*EXTRACTED DATA*:
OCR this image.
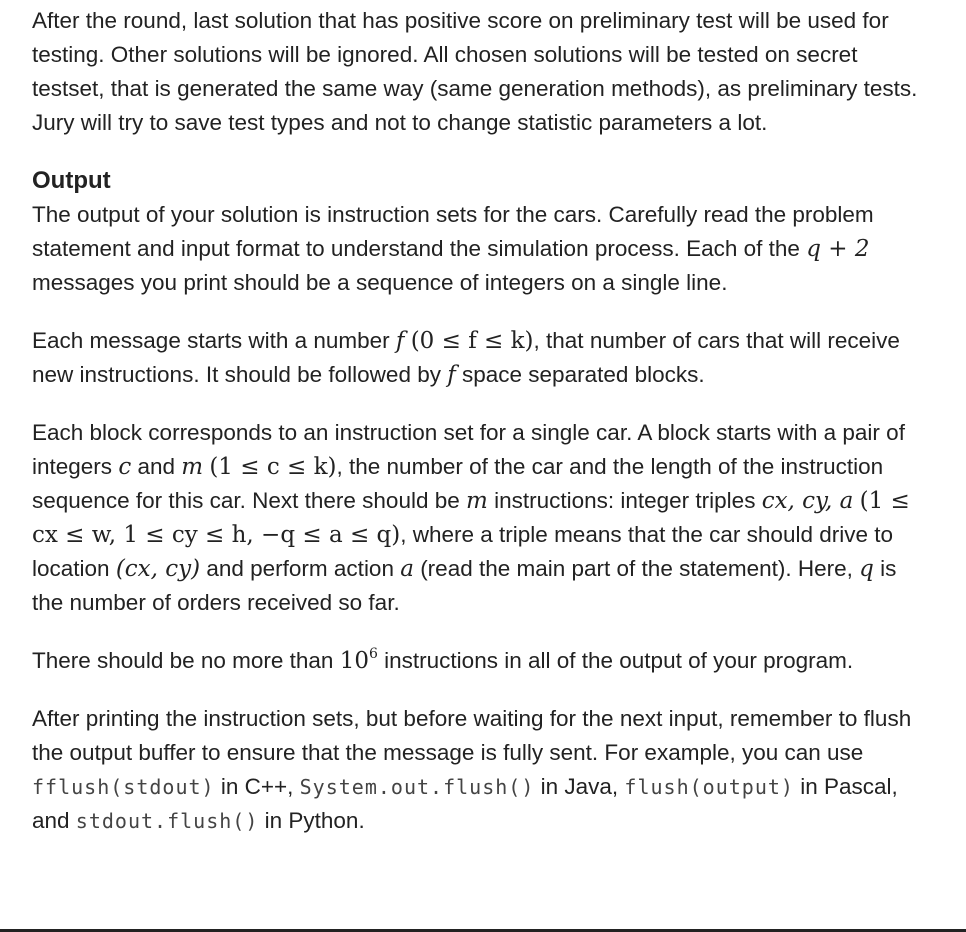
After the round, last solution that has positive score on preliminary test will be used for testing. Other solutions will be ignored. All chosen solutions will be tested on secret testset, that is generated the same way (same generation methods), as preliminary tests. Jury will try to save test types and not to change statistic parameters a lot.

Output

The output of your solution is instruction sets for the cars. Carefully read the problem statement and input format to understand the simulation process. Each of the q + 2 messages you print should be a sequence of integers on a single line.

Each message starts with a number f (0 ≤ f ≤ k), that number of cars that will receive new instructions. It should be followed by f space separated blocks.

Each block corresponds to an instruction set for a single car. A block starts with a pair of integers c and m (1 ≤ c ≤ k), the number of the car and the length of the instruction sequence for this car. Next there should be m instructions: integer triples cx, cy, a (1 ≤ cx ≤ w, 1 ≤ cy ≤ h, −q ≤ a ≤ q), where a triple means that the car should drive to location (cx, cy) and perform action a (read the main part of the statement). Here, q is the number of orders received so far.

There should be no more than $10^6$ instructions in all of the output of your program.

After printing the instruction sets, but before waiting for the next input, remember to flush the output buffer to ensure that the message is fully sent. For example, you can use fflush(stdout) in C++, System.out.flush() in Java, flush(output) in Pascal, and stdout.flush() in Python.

*TASK*: Of all the lines in the listing above, how many contain the word "After"? Answer with the number alone.

*ANSWER TO THIS PROBLEM*: 2